## AIM
Where a line contains the word "изысканий", copy that line in full.

-- START INPUT DATA --

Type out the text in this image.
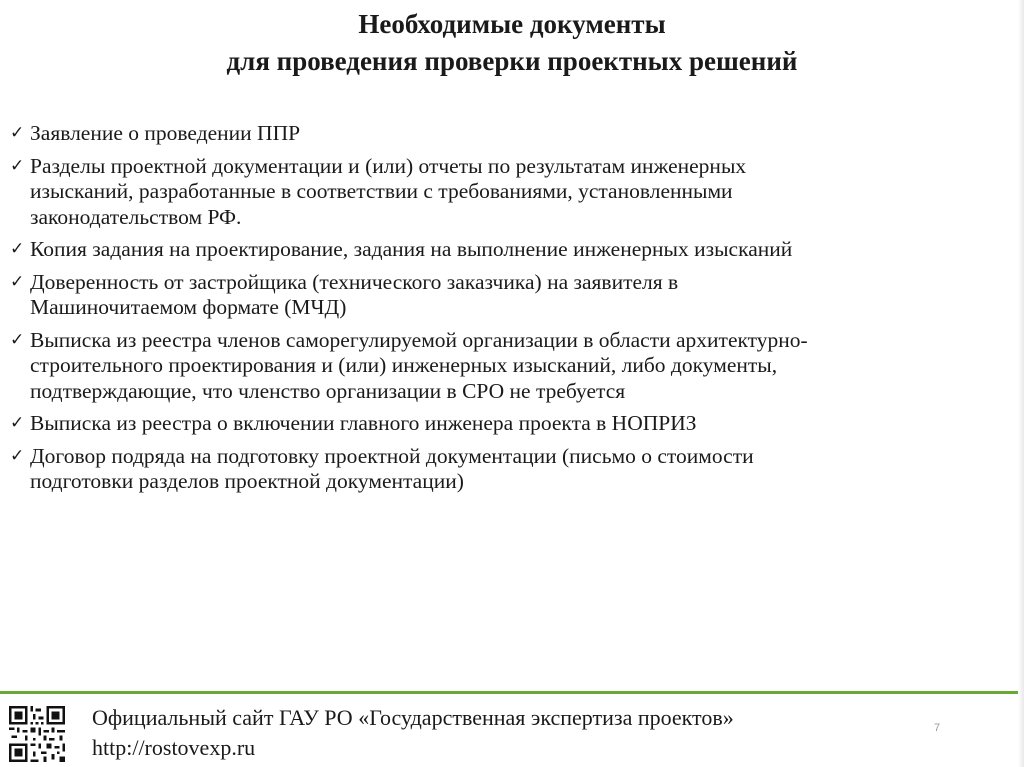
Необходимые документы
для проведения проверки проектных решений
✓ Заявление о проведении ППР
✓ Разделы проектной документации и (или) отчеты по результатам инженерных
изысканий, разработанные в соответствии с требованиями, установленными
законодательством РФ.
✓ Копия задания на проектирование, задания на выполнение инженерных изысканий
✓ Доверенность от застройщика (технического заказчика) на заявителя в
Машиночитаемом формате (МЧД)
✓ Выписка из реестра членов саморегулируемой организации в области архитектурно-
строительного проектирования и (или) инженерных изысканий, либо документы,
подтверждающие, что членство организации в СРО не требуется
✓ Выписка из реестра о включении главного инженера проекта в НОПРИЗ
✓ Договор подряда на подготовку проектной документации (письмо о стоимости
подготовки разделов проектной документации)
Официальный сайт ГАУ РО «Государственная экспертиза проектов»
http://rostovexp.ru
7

-- END INPUT DATA --
-- START INPUT DATA --

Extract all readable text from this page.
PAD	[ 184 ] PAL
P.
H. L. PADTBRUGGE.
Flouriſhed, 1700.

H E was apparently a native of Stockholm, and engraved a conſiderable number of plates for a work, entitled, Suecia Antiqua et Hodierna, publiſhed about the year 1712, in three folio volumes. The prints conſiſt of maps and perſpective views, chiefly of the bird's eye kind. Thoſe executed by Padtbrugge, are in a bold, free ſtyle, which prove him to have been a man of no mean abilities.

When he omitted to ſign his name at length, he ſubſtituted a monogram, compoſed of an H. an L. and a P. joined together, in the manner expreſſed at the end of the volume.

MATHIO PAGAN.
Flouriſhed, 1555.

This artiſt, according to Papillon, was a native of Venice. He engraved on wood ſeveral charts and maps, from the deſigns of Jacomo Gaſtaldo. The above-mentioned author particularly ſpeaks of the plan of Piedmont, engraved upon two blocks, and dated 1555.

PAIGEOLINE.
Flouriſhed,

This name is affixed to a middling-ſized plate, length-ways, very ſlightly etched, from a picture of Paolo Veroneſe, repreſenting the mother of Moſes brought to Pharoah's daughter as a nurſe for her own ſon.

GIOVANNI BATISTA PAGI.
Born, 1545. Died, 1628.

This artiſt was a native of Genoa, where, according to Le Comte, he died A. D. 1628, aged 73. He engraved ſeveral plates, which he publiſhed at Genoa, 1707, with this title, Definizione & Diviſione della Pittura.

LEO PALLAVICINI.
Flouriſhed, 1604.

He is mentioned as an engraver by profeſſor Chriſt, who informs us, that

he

-- END INPUT DATA --

## OUTPUT FOR THIS EXERCISE
изысканий, разработанные в соответствии с требованиями, установленными
✓ Копия задания на проектирование, задания на выполнение инженерных изысканий
строительного проектирования и (или) инженерных изысканий, либо документы,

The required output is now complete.